**WORK TO COMPLETE:** Every line of the data must be copied exactly.

**GIVEN INFORMATION:**
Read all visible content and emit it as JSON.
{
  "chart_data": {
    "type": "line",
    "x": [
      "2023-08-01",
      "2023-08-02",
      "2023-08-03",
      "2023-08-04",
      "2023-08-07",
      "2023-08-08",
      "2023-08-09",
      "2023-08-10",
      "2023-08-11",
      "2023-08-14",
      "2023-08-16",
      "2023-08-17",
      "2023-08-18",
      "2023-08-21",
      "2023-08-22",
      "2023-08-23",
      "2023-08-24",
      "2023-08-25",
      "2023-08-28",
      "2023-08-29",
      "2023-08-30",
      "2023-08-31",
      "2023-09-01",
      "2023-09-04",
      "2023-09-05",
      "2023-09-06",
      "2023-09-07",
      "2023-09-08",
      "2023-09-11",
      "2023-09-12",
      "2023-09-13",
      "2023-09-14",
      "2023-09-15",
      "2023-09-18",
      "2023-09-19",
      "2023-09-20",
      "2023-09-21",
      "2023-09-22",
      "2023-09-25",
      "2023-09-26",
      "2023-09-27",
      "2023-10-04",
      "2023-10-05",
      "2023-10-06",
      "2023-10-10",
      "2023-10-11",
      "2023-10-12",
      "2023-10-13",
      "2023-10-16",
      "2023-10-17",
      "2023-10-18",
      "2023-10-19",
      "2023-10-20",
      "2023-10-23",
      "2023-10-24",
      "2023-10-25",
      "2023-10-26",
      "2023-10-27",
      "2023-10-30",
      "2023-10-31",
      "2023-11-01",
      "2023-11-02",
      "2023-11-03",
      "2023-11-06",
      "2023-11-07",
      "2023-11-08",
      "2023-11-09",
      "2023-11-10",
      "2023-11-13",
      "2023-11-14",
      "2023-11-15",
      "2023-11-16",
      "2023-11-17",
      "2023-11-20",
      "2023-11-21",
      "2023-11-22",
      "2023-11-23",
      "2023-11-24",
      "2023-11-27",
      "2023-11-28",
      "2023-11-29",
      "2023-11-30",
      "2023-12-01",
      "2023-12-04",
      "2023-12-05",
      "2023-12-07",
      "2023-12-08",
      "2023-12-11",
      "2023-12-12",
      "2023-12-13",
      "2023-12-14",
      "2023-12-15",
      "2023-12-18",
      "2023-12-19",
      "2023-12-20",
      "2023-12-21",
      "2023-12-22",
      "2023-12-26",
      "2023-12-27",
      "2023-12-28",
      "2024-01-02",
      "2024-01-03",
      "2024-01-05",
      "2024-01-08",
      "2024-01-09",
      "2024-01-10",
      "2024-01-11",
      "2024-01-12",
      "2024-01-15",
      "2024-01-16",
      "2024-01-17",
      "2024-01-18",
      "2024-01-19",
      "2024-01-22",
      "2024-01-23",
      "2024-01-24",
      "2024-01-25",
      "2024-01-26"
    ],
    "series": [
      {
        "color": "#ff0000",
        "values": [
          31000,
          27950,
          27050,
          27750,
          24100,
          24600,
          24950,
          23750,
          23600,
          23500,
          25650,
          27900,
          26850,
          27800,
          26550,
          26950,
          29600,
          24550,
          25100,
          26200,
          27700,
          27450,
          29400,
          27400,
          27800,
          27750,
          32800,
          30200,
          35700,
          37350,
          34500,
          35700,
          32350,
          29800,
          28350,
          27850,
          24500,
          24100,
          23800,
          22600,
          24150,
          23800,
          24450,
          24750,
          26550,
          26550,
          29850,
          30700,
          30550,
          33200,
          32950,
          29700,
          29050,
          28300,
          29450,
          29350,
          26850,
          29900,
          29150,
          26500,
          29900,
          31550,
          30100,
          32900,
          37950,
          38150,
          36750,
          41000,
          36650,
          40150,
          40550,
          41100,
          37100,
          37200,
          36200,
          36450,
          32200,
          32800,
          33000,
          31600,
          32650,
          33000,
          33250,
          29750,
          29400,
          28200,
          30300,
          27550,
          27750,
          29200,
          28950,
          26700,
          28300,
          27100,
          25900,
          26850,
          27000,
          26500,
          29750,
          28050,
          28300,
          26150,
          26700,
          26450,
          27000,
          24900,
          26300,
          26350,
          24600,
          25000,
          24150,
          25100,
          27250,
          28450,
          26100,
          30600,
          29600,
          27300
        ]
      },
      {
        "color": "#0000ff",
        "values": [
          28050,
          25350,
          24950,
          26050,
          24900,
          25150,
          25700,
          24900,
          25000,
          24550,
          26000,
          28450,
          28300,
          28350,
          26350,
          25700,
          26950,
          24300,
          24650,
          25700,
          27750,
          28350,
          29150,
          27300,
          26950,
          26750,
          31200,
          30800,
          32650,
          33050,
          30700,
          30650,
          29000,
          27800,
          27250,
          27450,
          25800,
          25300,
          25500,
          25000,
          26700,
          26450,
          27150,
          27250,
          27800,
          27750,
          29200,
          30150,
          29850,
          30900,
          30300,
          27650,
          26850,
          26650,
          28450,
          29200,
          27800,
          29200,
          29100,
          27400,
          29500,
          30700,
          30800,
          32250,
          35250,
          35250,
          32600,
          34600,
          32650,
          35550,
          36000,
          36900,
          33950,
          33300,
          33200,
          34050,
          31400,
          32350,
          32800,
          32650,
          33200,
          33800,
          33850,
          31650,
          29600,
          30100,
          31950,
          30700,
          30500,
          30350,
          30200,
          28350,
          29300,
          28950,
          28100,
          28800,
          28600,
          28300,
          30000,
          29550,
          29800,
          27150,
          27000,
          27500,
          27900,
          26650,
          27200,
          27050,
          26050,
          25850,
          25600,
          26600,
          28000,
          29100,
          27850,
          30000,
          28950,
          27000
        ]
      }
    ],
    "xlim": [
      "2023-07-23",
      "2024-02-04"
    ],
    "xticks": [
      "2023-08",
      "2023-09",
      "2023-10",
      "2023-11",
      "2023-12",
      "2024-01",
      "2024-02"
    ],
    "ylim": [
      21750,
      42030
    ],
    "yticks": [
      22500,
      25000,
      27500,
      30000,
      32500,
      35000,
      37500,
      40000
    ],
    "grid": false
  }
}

**RESULT OF THE EXERCISE:**
Read all visible content and emit it as JSON.
{
  "chart_data": {
    "type": "line",
    "x": [
      "2023-08-01",
      "2023-08-02",
      "2023-08-03",
      "2023-08-04",
      "2023-08-07",
      "2023-08-08",
      "2023-08-09",
      "2023-08-10",
      "2023-08-11",
      "2023-08-14",
      "2023-08-16",
      "2023-08-17",
      "2023-08-18",
      "2023-08-21",
      "2023-08-22",
      "2023-08-23",
      "2023-08-24",
      "2023-08-25",
      "2023-08-28",
      "2023-08-29",
      "2023-08-30",
      "2023-08-31",
      "2023-09-01",
      "2023-09-04",
      "2023-09-05",
      "2023-09-06",
      "2023-09-07",
      "2023-09-08",
      "2023-09-11",
      "2023-09-12",
      "2023-09-13",
      "2023-09-14",
      "2023-09-15",
      "2023-09-18",
      "2023-09-19",
      "2023-09-20",
      "2023-09-21",
      "2023-09-22",
      "2023-09-25",
      "2023-09-26",
      "2023-09-27",
      "2023-10-04",
      "2023-10-05",
      "2023-10-06",
      "2023-10-10",
      "2023-10-11",
      "2023-10-12",
      "2023-10-13",
      "2023-10-16",
      "2023-10-17",
      "2023-10-18",
      "2023-10-19",
      "2023-10-20",
      "2023-10-23",
      "2023-10-24",
      "2023-10-25",
      "2023-10-26",
      "2023-10-27",
      "2023-10-30",
      "2023-10-31",
      "2023-11-01",
      "2023-11-02",
      "2023-11-03",
      "2023-11-06",
      "2023-11-07",
      "2023-11-08",
      "2023-11-09",
      "2023-11-10",
      "2023-11-13",
      "2023-11-14",
      "2023-11-15",
      "2023-11-16",
      "2023-11-17",
      "2023-11-20",
      "2023-11-21",
      "2023-11-22",
      "2023-11-23",
      "2023-11-24",
      "2023-11-27",
      "2023-11-28",
      "2023-11-29",
      "2023-11-30",
      "2023-12-01",
      "2023-12-04",
      "2023-12-05",
      "2023-12-07",
      "2023-12-08",
      "2023-12-11",
      "2023-12-12",
      "2023-12-13",
      "2023-12-14",
      "2023-12-15",
      "2023-12-18",
      "2023-12-19",
      "2023-12-20",
      "2023-12-21",
      "2023-12-22",
      "2023-12-26",
      "2023-12-27",
      "2023-12-28",
      "2024-01-02",
      "2024-01-03",
      "2024-01-05",
      "2024-01-08",
      "2024-01-09",
      "2024-01-10",
      "2024-01-11",
      "2024-01-12",
      "2024-01-15",
      "2024-01-16",
      "2024-01-17",
      "2024-01-18",
      "2024-01-19",
      "2024-01-22",
      "2024-01-23",
      "2024-01-24",
      "2024-01-25",
      "2024-01-26"
    ],
    "series": [
      {
        "color": "#ff0000",
        "values": [
          31000,
          27950,
          27050,
          27750,
          24100,
          24600,
          24950,
          23750,
          23600,
          23500,
          25650,
          27900,
          26850,
          27800,
          26550,
          26950,
          29600,
          24550,
          25100,
          26200,
          27700,
          27450,
          29400,
          27400,
          27800,
          27750,
          32800,
          30200,
          35700,
          37350,
          34500,
          35700,
          32350,
          29800,
          28350,
          27850,
          24500,
          24100,
          23800,
          22600,
          24150,
          23800,
          24450,
          24750,
          26550,
          26550,
          29850,
          30700,
          30550,
          33200,
          32950,
          29700,
          29050,
          28300,
          29450,
          29350,
          26850,
          29900,
          29150,
          26500,
          29900,
          31550,
          30100,
          32900,
          37950,
          38150,
          36750,
          41000,
          36650,
          40150,
          40550,
          41100,
          37100,
          37200,
          36200,
          36450,
          32200,
          32800,
          33000,
          31600,
          32650,
          33000,
          33250,
          29750,
          29400,
          28200,
          30300,
          27550,
          27750,
          29200,
          28950,
          26700,
          28300,
          27100,
          25900,
          26850,
          27000,
          26500,
          29750,
          28050,
          28300,
          26150,
          26700,
          26450,
          27000,
          24900,
          26300,
          26350,
          24600,
          25000,
          24150,
          25100,
          27250,
          28450,
          26100,
          30600,
          29600,
          27300
        ]
      },
      {
        "color": "#0000ff",
        "values": [
          28050,
          25350,
          24950,
          26050,
          24900,
          25150,
          25700,
          24900,
          25000,
          24550,
          26000,
          28450,
          28300,
          28350,
          26350,
          25700,
          26950,
          24300,
          24650,
          25700,
          27750,
          28350,
          29150,
          27300,
          26950,
          26750,
          31200,
          30800,
          32650,
          33050,
          30700,
          30650,
          29000,
          27800,
          27250,
          27450,
          25800,
          25300,
          25500,
          25000,
          26700,
          26450,
          27150,
          27250,
          27800,
          27750,
          29200,
          30150,
          29850,
          30900,
          30300,
          27650,
          26850,
          26650,
          28450,
          29200,
          27800,
          29200,
          29100,
          27400,
          29500,
          30700,
          30800,
          32250,
          35250,
          35250,
          32600,
          34600,
          32650,
          35550,
          36000,
          36900,
          33950,
          33300,
          33200,
          34050,
          31400,
          32350,
          32800,
          32650,
          33200,
          33800,
          33850,
          31650,
          29600,
          30100,
          31950,
          30700,
          30500,
          30350,
          30200,
          28350,
          29300,
          28950,
          28100,
          28800,
          28600,
          28300,
          30000,
          29550,
          29800,
          27150,
          27000,
          27500,
          27900,
          26650,
          27200,
          27050,
          26050,
          25850,
          25600,
          26600,
          28000,
          29100,
          27850,
          30000,
          28950,
          27000
        ]
      }
    ],
    "xlim": [
      "2023-07-23",
      "2024-02-04"
    ],
    "xticks": [
      "2023-08",
      "2023-09",
      "2023-10",
      "2023-11",
      "2023-12",
      "2024-01",
      "2024-02"
    ],
    "ylim": [
      21750,
      42030
    ],
    "yticks": [
      22500,
      25000,
      27500,
      30000,
      32500,
      35000,
      37500,
      40000
    ],
    "grid": false
  }
}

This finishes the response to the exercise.